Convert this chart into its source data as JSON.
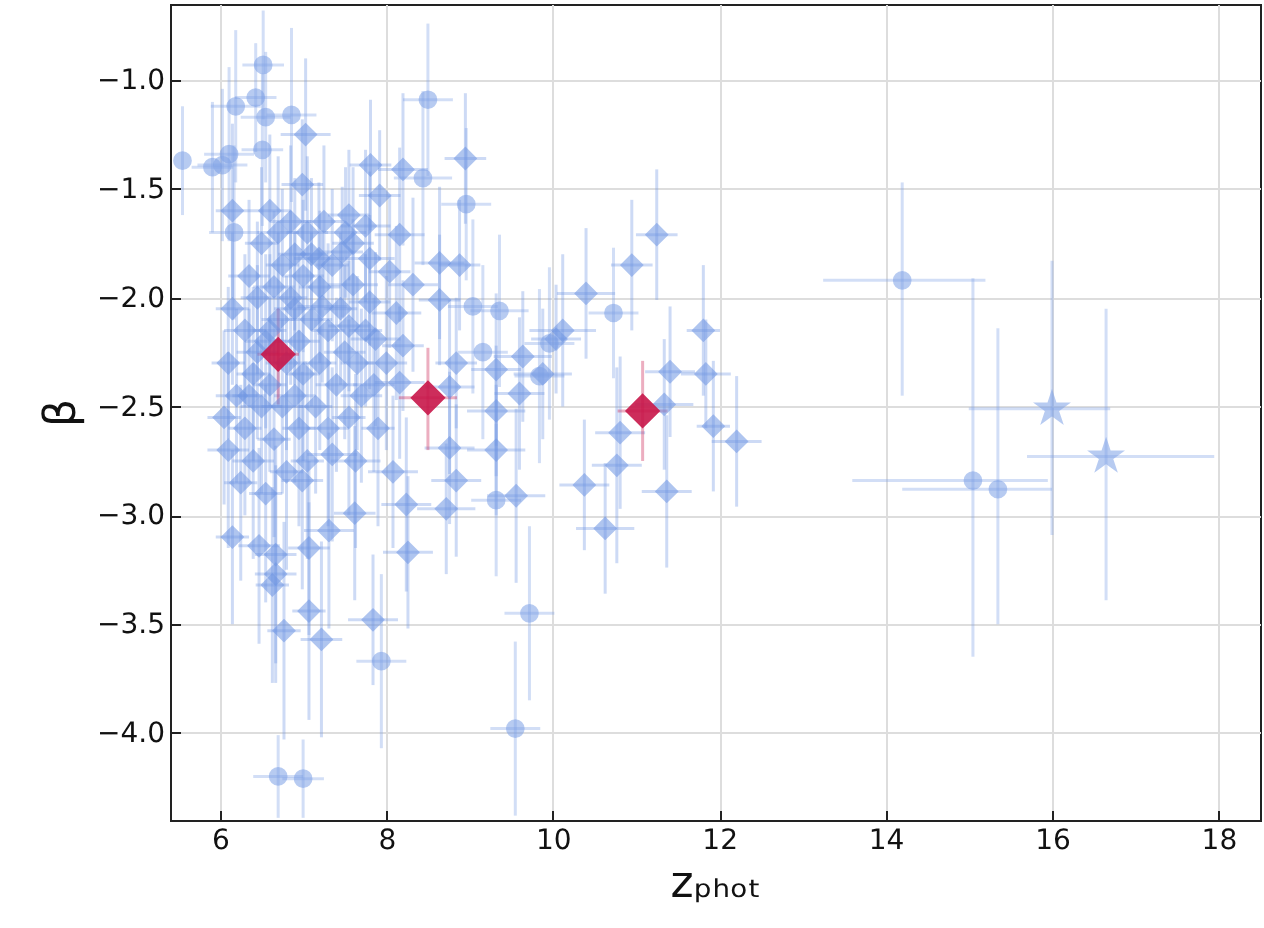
{
  "chart_data": {
    "type": "scatter",
    "xlabel": "zₚₕₒₜ",
    "ylabel": "β",
    "xlim": [
      5.4,
      18.5
    ],
    "ylim": [
      -4.4,
      -0.65
    ],
    "xticks": [
      6,
      8,
      10,
      12,
      14,
      16,
      18
    ],
    "yticks": [
      {
        "value": -4,
        "label": "−4.0"
      },
      -3.5,
      {
        "value": -3,
        "label": "−3.0"
      },
      -2.5,
      {
        "value": -2,
        "label": "−2.0"
      },
      -1.5,
      {
        "value": -1,
        "label": "−1.0"
      }
    ],
    "grid": true,
    "series": [
      {
        "color": "#6f96e3",
        "marker": "diamond",
        "x": [
          7.81,
          8.2,
          7.92,
          8.16,
          7.55,
          7.75,
          6.99,
          7.03,
          6.15,
          8.95,
          8.64,
          8.88,
          8.32,
          8.64,
          10.04,
          9.64,
          9.32,
          9.88,
          8.12,
          7.51,
          7.19,
          7.47,
          7.8,
          8.04,
          7.6,
          7.8,
          7.23,
          7.55,
          7.87,
          8.2,
          8.16,
          8.84,
          8.76,
          9.32,
          9.6,
          6.15,
          6.47,
          6.67,
          6.63,
          6.67,
          6.77,
          7.07,
          7.31,
          7.07,
          7.22,
          7.84,
          7.62,
          8.26,
          8.24,
          8.72,
          8.84,
          9.56,
          9.32,
          7.63,
          8.08,
          7.35,
          6.99,
          8.76,
          11.25,
          10.95,
          10.4,
          10.12,
          11.81,
          11.41,
          11.84,
          11.34,
          10.81,
          10.77,
          11.93,
          12.21,
          10.38,
          11.37,
          10.63,
          6.05,
          6.1,
          6.1,
          6.15,
          6.2,
          6.25,
          6.3,
          6.3,
          6.35,
          6.4,
          6.4,
          6.45,
          6.5,
          6.5,
          6.55,
          6.55,
          6.6,
          6.6,
          6.65,
          6.65,
          6.7,
          6.7,
          6.75,
          6.75,
          6.8,
          6.8,
          6.85,
          6.85,
          6.9,
          6.9,
          6.95,
          6.95,
          7.0,
          7.0,
          7.05,
          7.05,
          7.1,
          7.15,
          7.2,
          7.2,
          7.25,
          7.3,
          7.3,
          7.35,
          7.4,
          7.45,
          7.5,
          7.55,
          7.6,
          7.65,
          7.7,
          7.75,
          7.85,
          7.9,
          8.0,
          6.6,
          6.45,
          6.35,
          6.9,
          7.1
        ],
        "values": [
          -1.39,
          -1.41,
          -1.53,
          -1.71,
          -1.62,
          -1.67,
          -1.48,
          -1.25,
          -1.6,
          -1.36,
          -1.84,
          -1.85,
          -1.94,
          -2.01,
          -2.19,
          -2.27,
          -2.33,
          -2.35,
          -2.07,
          -1.7,
          -1.82,
          -1.79,
          -1.82,
          -1.88,
          -1.94,
          -2.02,
          -2.04,
          -2.13,
          -2.19,
          -2.22,
          -2.39,
          -2.3,
          -2.41,
          -2.52,
          -2.44,
          -3.1,
          -3.14,
          -3.18,
          -3.32,
          -3.27,
          -3.53,
          -3.15,
          -3.07,
          -3.44,
          -3.57,
          -3.48,
          -2.99,
          -3.17,
          -2.95,
          -2.97,
          -2.84,
          -2.91,
          -2.7,
          -2.75,
          -2.8,
          -2.72,
          -2.84,
          -2.69,
          -1.71,
          -1.85,
          -1.98,
          -2.15,
          -2.15,
          -2.34,
          -2.35,
          -2.49,
          -2.62,
          -2.77,
          -2.59,
          -2.66,
          -2.86,
          -2.89,
          -3.06,
          -2.55,
          -2.3,
          -2.7,
          -2.05,
          -2.45,
          -2.85,
          -2.15,
          -2.6,
          -1.9,
          -2.35,
          -2.75,
          -2.0,
          -2.5,
          -1.75,
          -2.2,
          -2.9,
          -1.6,
          -2.4,
          -1.95,
          -2.65,
          -1.7,
          -2.1,
          -2.5,
          -1.85,
          -2.3,
          -2.8,
          -1.65,
          -2.0,
          -2.45,
          -1.8,
          -2.2,
          -2.6,
          -1.9,
          -2.35,
          -1.7,
          -2.75,
          -2.1,
          -2.5,
          -1.95,
          -2.3,
          -1.65,
          -2.15,
          -2.6,
          -1.85,
          -2.4,
          -2.05,
          -2.25,
          -2.55,
          -1.75,
          -2.3,
          -2.45,
          -2.15,
          -2.4,
          -2.6,
          -2.3,
          -2.15,
          -2.25,
          -2.45,
          -2.05,
          -1.8
        ],
        "errors": [
          0.3,
          0.35,
          0.3,
          0.4,
          0.3,
          0.35,
          0.3,
          0.35,
          0.4,
          0.3,
          0.35,
          0.3,
          0.4,
          0.3,
          0.25,
          0.3,
          0.35,
          0.3,
          0.4,
          0.3,
          0.35,
          0.3,
          0.4,
          0.35,
          0.3,
          0.4,
          0.35,
          0.3,
          0.4,
          0.3,
          0.35,
          0.3,
          0.4,
          0.3,
          0.35,
          0.4,
          0.45,
          0.5,
          0.45,
          0.5,
          0.5,
          0.4,
          0.45,
          0.5,
          0.45,
          0.3,
          0.4,
          0.35,
          0.4,
          0.3,
          0.35,
          0.4,
          0.3,
          0.4,
          0.35,
          0.4,
          0.5,
          0.35,
          0.3,
          0.3,
          0.3,
          0.35,
          0.3,
          0.3,
          0.25,
          0.3,
          0.35,
          0.45,
          0.3,
          0.3,
          0.3,
          0.35,
          0.3,
          0.4,
          0.35,
          0.45,
          0.35,
          0.4,
          0.45,
          0.35,
          0.4,
          0.35,
          0.4,
          0.45,
          0.35,
          0.4,
          0.35,
          0.4,
          0.5,
          0.35,
          0.4,
          0.35,
          0.45,
          0.35,
          0.4,
          0.4,
          0.35,
          0.4,
          0.45,
          0.35,
          0.4,
          0.4,
          0.35,
          0.4,
          0.45,
          0.35,
          0.4,
          0.35,
          0.45,
          0.4,
          0.4,
          0.35,
          0.4,
          0.35,
          0.4,
          0.45,
          0.35,
          0.4,
          0.35,
          0.4,
          0.45,
          0.35,
          0.4,
          0.4,
          0.35,
          0.4,
          0.45,
          0.4,
          0.35,
          0.4,
          0.4,
          0.35,
          0.35
        ],
        "xerrors": [
          0.25,
          0.3,
          0.25,
          0.3,
          0.25,
          0.3,
          0.25,
          0.3,
          0.2,
          0.25,
          0.3,
          0.25,
          0.3,
          0.25,
          0.3,
          0.35,
          0.3,
          0.35,
          0.3,
          0.25,
          0.3,
          0.25,
          0.3,
          0.25,
          0.3,
          0.25,
          0.3,
          0.25,
          0.3,
          0.25,
          0.3,
          0.25,
          0.3,
          0.35,
          0.3,
          0.2,
          0.25,
          0.25,
          0.2,
          0.25,
          0.2,
          0.25,
          0.3,
          0.2,
          0.25,
          0.3,
          0.25,
          0.3,
          0.3,
          0.35,
          0.3,
          0.35,
          0.35,
          0.3,
          0.3,
          0.3,
          0.25,
          0.3,
          0.25,
          0.25,
          0.35,
          0.4,
          0.2,
          0.3,
          0.3,
          0.35,
          0.3,
          0.3,
          0.2,
          0.3,
          0.3,
          0.3,
          0.35,
          0.2,
          0.2,
          0.25,
          0.2,
          0.25,
          0.2,
          0.25,
          0.2,
          0.25,
          0.2,
          0.25,
          0.2,
          0.25,
          0.2,
          0.25,
          0.2,
          0.25,
          0.2,
          0.25,
          0.2,
          0.25,
          0.2,
          0.25,
          0.2,
          0.25,
          0.2,
          0.25,
          0.2,
          0.25,
          0.2,
          0.25,
          0.2,
          0.25,
          0.2,
          0.25,
          0.2,
          0.25,
          0.2,
          0.25,
          0.2,
          0.25,
          0.2,
          0.25,
          0.2,
          0.25,
          0.2,
          0.25,
          0.2,
          0.25,
          0.2,
          0.25,
          0.2,
          0.25,
          0.2,
          0.25,
          0.2,
          0.25,
          0.2,
          0.25,
          0.2
        ]
      },
      {
        "color": "#7ea1e6",
        "marker": "circle",
        "x": [
          8.5,
          8.44,
          8.96,
          6.86,
          6.19,
          6.11,
          5.91,
          6.03,
          6.17,
          6.51,
          6.55,
          6.43,
          6.52,
          5.55,
          9.04,
          9.36,
          9.16,
          10.73,
          9.96,
          9.84,
          7.94,
          9.32,
          9.72,
          9.55,
          6.7,
          7.0,
          14.2,
          15.05,
          15.35
        ],
        "values": [
          -1.09,
          -1.45,
          -1.57,
          -1.16,
          -1.12,
          -1.34,
          -1.4,
          -1.39,
          -1.7,
          -1.32,
          -1.17,
          -1.08,
          -0.93,
          -1.37,
          -2.04,
          -2.06,
          -2.25,
          -2.07,
          -2.21,
          -2.36,
          -3.67,
          -2.93,
          -3.45,
          -3.98,
          -4.2,
          -4.21,
          -1.92,
          -2.84,
          -2.88
        ],
        "errors": [
          0.35,
          0.4,
          0.35,
          0.4,
          0.35,
          0.4,
          0.3,
          0.35,
          0.4,
          0.35,
          0.3,
          0.25,
          0.25,
          0.25,
          0.4,
          0.35,
          0.4,
          0.3,
          0.35,
          0.4,
          0.4,
          0.35,
          0.4,
          0.4,
          0.19,
          0.18,
          [
            -2.45,
            -1.47
          ],
          [
            -3.65,
            -1.91
          ],
          [
            -3.5,
            -2.14
          ]
        ],
        "xerrors": [
          0.3,
          0.35,
          0.3,
          0.3,
          0.3,
          0.3,
          0.25,
          0.3,
          0.3,
          0.25,
          0.3,
          0.25,
          0.25,
          null,
          0.3,
          0.35,
          0.3,
          0.3,
          0.3,
          0.3,
          0.3,
          0.3,
          0.3,
          0.3,
          0.3,
          0.25,
          [
            13.25,
            15.2
          ],
          [
            13.6,
            15.95
          ],
          [
            14.2,
            16.0
          ]
        ]
      },
      {
        "color": "#7ea1e6",
        "marker": "star",
        "x": [
          16.0,
          16.65
        ],
        "values": [
          -2.51,
          -2.73
        ],
        "errors": [
          [
            -3.09,
            -1.83
          ],
          [
            -3.39,
            -2.05
          ]
        ],
        "xerrors": [
          [
            15.0,
            16.7
          ],
          [
            15.7,
            17.95
          ]
        ]
      },
      {
        "color": "#c8174a",
        "marker": "diamond",
        "x": [
          6.7,
          8.5,
          11.08
        ],
        "values": [
          -2.26,
          -2.46,
          -2.52
        ],
        "errors": [
          [
            -2.49,
            -2.05
          ],
          [
            -2.7,
            -2.23
          ],
          [
            -2.75,
            -2.29
          ]
        ],
        "xerrors": [
          0.25,
          0.35,
          0.3
        ]
      }
    ]
  }
}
————
**EXERCISE AIM**
Copy out all lines where the word "color" appears.

**COMPLETED EXERCISE**
        "color": "#6f96e3",
        "color": "#7ea1e6",
        "color": "#7ea1e6",
        "color": "#c8174a",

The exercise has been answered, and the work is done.